THE REQUEST: Could you copy out every line of the records below word for word, leaving the pictures out?
— Begin —
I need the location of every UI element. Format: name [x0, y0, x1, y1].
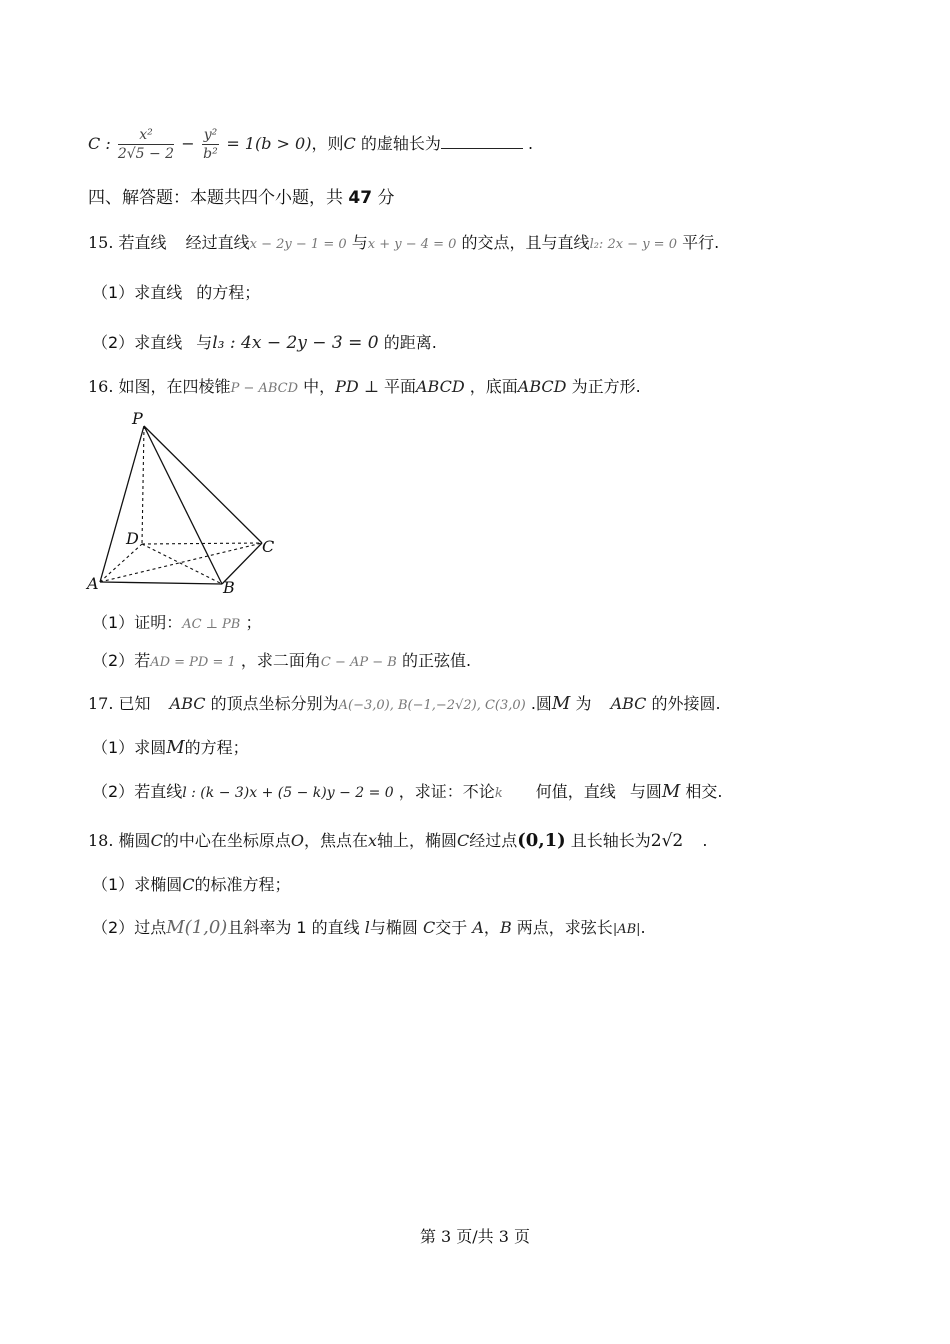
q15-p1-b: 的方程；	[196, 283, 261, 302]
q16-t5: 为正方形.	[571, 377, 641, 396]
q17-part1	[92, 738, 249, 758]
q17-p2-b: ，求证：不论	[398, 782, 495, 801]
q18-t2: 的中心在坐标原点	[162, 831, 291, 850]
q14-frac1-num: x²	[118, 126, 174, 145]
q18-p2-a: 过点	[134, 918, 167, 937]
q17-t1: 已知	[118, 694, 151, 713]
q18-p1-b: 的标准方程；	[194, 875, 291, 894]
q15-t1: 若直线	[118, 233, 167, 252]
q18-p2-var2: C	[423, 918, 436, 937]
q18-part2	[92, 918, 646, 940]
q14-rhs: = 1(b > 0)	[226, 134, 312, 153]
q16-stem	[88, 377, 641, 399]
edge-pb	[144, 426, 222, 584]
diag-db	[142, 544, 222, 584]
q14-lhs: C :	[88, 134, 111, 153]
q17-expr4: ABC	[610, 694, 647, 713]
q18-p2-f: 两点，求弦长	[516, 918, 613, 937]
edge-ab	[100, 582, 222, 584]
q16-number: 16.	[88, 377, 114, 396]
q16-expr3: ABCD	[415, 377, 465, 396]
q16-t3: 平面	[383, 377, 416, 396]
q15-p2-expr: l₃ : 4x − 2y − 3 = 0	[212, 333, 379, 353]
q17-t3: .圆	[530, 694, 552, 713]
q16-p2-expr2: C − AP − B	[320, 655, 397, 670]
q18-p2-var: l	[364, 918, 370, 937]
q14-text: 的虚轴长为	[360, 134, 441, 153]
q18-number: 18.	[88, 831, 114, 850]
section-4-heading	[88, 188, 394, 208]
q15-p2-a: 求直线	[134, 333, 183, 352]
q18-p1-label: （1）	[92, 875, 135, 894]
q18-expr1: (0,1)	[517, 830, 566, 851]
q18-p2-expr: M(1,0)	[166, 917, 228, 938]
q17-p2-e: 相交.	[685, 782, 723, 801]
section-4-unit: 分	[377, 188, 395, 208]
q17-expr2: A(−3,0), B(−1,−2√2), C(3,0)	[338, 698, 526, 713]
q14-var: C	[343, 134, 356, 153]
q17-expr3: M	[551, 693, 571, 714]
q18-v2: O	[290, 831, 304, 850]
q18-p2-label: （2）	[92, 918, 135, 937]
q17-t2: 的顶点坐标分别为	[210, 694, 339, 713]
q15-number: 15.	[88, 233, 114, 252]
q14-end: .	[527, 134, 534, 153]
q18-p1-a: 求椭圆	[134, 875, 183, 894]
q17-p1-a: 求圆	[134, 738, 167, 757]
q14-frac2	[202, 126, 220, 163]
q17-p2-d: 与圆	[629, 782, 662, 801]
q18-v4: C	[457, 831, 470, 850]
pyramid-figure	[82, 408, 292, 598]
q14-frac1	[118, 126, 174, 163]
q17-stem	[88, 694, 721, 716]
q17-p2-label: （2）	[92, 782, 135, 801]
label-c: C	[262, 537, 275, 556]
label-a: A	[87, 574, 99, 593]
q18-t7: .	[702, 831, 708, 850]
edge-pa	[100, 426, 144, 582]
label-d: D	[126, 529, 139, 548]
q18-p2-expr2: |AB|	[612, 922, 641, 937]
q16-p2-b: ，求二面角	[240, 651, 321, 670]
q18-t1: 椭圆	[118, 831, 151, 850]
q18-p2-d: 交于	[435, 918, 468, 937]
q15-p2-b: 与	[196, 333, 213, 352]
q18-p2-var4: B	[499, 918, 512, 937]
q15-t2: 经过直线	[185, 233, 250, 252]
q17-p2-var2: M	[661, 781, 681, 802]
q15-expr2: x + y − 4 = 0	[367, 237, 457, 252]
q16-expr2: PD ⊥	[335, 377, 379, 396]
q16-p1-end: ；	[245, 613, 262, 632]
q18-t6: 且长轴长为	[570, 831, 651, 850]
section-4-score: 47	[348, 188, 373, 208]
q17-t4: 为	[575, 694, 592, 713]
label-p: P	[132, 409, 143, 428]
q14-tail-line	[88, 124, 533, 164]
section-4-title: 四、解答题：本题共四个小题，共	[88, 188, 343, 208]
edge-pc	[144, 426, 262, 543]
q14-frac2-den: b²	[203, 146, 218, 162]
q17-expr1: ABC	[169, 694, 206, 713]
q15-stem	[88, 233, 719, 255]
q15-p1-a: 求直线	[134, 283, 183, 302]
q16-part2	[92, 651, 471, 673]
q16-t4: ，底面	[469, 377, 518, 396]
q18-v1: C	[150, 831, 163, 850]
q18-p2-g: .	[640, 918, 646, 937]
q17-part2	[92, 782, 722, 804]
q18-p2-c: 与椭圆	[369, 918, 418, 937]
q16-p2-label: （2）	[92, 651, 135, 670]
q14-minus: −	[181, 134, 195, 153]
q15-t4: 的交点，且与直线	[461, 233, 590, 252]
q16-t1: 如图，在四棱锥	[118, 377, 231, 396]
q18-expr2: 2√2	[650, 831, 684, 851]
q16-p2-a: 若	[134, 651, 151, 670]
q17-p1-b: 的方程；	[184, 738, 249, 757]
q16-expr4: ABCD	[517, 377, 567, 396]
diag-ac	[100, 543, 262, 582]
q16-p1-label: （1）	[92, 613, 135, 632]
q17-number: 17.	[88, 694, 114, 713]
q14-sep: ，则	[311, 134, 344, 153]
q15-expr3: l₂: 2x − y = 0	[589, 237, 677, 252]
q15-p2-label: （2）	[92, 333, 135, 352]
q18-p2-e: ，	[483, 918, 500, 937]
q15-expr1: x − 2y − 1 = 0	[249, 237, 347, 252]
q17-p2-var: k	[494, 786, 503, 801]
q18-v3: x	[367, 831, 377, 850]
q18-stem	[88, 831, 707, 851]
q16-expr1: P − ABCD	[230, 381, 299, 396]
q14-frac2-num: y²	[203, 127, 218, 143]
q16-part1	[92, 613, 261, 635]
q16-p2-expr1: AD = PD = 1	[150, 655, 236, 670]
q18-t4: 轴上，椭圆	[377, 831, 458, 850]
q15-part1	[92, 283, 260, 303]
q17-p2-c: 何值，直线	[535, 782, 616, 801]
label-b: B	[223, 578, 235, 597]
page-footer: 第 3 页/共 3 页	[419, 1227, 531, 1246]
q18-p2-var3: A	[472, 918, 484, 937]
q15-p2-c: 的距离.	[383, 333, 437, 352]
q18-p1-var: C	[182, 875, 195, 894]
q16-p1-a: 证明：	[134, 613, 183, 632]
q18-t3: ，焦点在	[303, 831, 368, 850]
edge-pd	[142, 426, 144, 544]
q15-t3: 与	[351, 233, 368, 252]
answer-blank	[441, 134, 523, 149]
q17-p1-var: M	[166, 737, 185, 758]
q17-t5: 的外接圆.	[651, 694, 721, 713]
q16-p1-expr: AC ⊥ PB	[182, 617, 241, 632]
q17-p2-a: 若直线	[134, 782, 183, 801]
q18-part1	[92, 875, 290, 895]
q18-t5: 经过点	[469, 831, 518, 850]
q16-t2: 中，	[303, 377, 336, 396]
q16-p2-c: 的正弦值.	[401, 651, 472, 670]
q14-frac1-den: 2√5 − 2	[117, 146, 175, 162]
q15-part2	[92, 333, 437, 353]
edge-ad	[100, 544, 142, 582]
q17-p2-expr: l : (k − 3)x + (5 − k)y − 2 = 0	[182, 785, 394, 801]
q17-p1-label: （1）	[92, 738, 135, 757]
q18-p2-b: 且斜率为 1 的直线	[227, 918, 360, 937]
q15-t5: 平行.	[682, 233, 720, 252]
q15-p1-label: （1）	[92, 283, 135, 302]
— End —
EXERCISE RESULT:
I need the location of every UI element. Format: name [x0, y0, x1, y1].
q15-p1-b: 的方程；	[196, 283, 261, 302]
q16-t5: 为正方形.	[571, 377, 641, 396]
q17-part1	[92, 738, 249, 758]
q17-p2-b: ，求证：不论	[398, 782, 495, 801]
q18-t2: 的中心在坐标原点	[162, 831, 291, 850]
q14-frac1-num: x²	[118, 126, 174, 145]
q18-p2-a: 过点	[134, 918, 167, 937]
q17-t1: 已知	[118, 694, 151, 713]
q18-p1-b: 的标准方程；	[194, 875, 291, 894]
q15-t1: 若直线	[118, 233, 167, 252]
q18-p2-var2: C	[423, 918, 436, 937]
q18-part2	[92, 918, 646, 940]
q14-rhs: = 1(b > 0)	[226, 134, 312, 153]
q16-stem	[88, 377, 641, 399]
edge-pb	[144, 426, 222, 584]
diag-db	[142, 544, 222, 584]
q14-lhs: C :	[88, 134, 111, 153]
q17-expr4: ABC	[610, 694, 647, 713]
q18-p2-f: 两点，求弦长	[516, 918, 613, 937]
edge-ab	[100, 582, 222, 584]
q16-number: 16.	[88, 377, 114, 396]
q16-expr3: ABCD	[415, 377, 465, 396]
q16-t3: 平面	[383, 377, 416, 396]
q15-p2-expr: l₃ : 4x − 2y − 3 = 0	[212, 333, 379, 353]
q17-t3: .圆	[530, 694, 552, 713]
q16-p2-expr2: C − AP − B	[320, 655, 397, 670]
q18-p2-var: l	[364, 918, 370, 937]
q14-text: 的虚轴长为	[360, 134, 441, 153]
q18-number: 18.	[88, 831, 114, 850]
section-4-heading	[88, 188, 394, 208]
q15-p2-a: 求直线	[134, 333, 183, 352]
q18-p1-label: （1）	[92, 875, 135, 894]
q18-expr1: (0,1)	[517, 830, 566, 851]
q18-p2-expr: M(1,0)	[166, 917, 228, 938]
q17-p2-e: 相交.	[685, 782, 723, 801]
section-4-unit: 分	[377, 188, 395, 208]
q17-expr2: A(−3,0), B(−1,−2√2), C(3,0)	[338, 698, 526, 713]
q14-var: C	[343, 134, 356, 153]
q17-expr3: M	[551, 693, 571, 714]
q18-v2: O	[290, 831, 304, 850]
q18-p2-label: （2）	[92, 918, 135, 937]
q17-t2: 的顶点坐标分别为	[210, 694, 339, 713]
q15-number: 15.	[88, 233, 114, 252]
q14-end: .	[527, 134, 534, 153]
q18-p1-a: 求椭圆	[134, 875, 183, 894]
q17-p1-a: 求圆	[134, 738, 167, 757]
q14-frac2	[202, 126, 220, 163]
q17-p2-d: 与圆	[629, 782, 662, 801]
q18-v4: C	[457, 831, 470, 850]
pyramid-figure	[82, 408, 292, 598]
q14-frac1	[118, 126, 174, 163]
q17-stem	[88, 694, 721, 716]
q17-p2-label: （2）	[92, 782, 135, 801]
label-c: C	[262, 537, 275, 556]
label-a: A	[87, 574, 99, 593]
q18-t7: .	[702, 831, 708, 850]
edge-pa	[100, 426, 144, 582]
label-d: D	[126, 529, 139, 548]
q18-p2-expr2: |AB|	[612, 922, 641, 937]
q16-p2-b: ，求二面角	[240, 651, 321, 670]
q18-t1: 椭圆	[118, 831, 151, 850]
q18-p2-d: 交于	[435, 918, 468, 937]
q15-p2-b: 与	[196, 333, 213, 352]
q18-p2-var4: B	[499, 918, 512, 937]
q15-t2: 经过直线	[185, 233, 250, 252]
q17-p2-var2: M	[661, 781, 681, 802]
q15-expr2: x + y − 4 = 0	[367, 237, 457, 252]
q16-expr2: PD ⊥	[335, 377, 379, 396]
q16-p1-end: ；	[245, 613, 262, 632]
q18-t6: 且长轴长为	[570, 831, 651, 850]
section-4-score: 47	[348, 188, 373, 208]
q17-t4: 为	[575, 694, 592, 713]
label-p: P	[132, 409, 143, 428]
q14-tail-line	[88, 124, 533, 164]
section-4-title: 四、解答题：本题共四个小题，共	[88, 188, 343, 208]
edge-pc	[144, 426, 262, 543]
q14-frac2-den: b²	[203, 146, 218, 162]
q17-expr1: ABC	[169, 694, 206, 713]
q15-stem	[88, 233, 719, 255]
q15-p1-a: 求直线	[134, 283, 183, 302]
q16-part2	[92, 651, 471, 673]
q16-t4: ，底面	[469, 377, 518, 396]
q18-v1: C	[150, 831, 163, 850]
q18-p2-g: .	[640, 918, 646, 937]
q17-part2	[92, 782, 722, 804]
q18-p2-c: 与椭圆	[369, 918, 418, 937]
q16-p2-label: （2）	[92, 651, 135, 670]
q14-minus: −	[181, 134, 195, 153]
q15-t4: 的交点，且与直线	[461, 233, 590, 252]
q16-t1: 如图，在四棱锥	[118, 377, 231, 396]
q18-expr2: 2√2	[650, 831, 684, 851]
q16-p2-a: 若	[134, 651, 151, 670]
q17-p1-b: 的方程；	[184, 738, 249, 757]
q16-expr4: ABCD	[517, 377, 567, 396]
diag-ac	[100, 543, 262, 582]
q16-p1-label: （1）	[92, 613, 135, 632]
q17-number: 17.	[88, 694, 114, 713]
q14-sep: ，则	[311, 134, 344, 153]
q15-expr3: l₂: 2x − y = 0	[589, 237, 677, 252]
q15-p2-label: （2）	[92, 333, 135, 352]
q18-p2-e: ，	[483, 918, 500, 937]
q15-expr1: x − 2y − 1 = 0	[249, 237, 347, 252]
q17-p2-var: k	[494, 786, 503, 801]
q18-v3: x	[367, 831, 377, 850]
q18-stem	[88, 831, 707, 851]
q16-expr1: P − ABCD	[230, 381, 299, 396]
q14-frac2-num: y²	[203, 127, 218, 143]
q16-part1	[92, 613, 261, 635]
q16-p2-expr1: AD = PD = 1	[150, 655, 236, 670]
q18-t4: 轴上，椭圆	[377, 831, 458, 850]
q15-part1	[92, 283, 260, 303]
q17-p2-c: 何值，直线	[535, 782, 616, 801]
label-b: B	[223, 578, 235, 597]
page-footer: 第 3 页/共 3 页	[419, 1227, 531, 1246]
q18-p2-var3: A	[472, 918, 484, 937]
q15-p2-c: 的距离.	[383, 333, 437, 352]
q18-p1-var: C	[182, 875, 195, 894]
q16-p1-a: 证明：	[134, 613, 183, 632]
q18-t3: ，焦点在	[303, 831, 368, 850]
edge-pd	[142, 426, 144, 544]
q15-t3: 与	[351, 233, 368, 252]
answer-blank	[441, 134, 523, 149]
q17-p1-var: M	[166, 737, 185, 758]
q17-t5: 的外接圆.	[651, 694, 721, 713]
q16-p1-expr: AC ⊥ PB	[182, 617, 241, 632]
q17-p2-a: 若直线	[134, 782, 183, 801]
q18-part1	[92, 875, 290, 895]
q18-t5: 经过点	[469, 831, 518, 850]
q16-t2: 中，	[303, 377, 336, 396]
q16-p2-c: 的正弦值.	[401, 651, 472, 670]
q14-frac1-den: 2√5 − 2	[117, 146, 175, 162]
q15-part2	[92, 333, 437, 353]
edge-ad	[100, 544, 142, 582]
q17-p2-expr: l : (k − 3)x + (5 − k)y − 2 = 0	[182, 785, 394, 801]
q17-p1-label: （1）	[92, 738, 135, 757]
q18-p2-b: 且斜率为 1 的直线	[227, 918, 360, 937]
q15-t5: 平行.	[682, 233, 720, 252]
q15-p1-label: （1）	[92, 283, 135, 302]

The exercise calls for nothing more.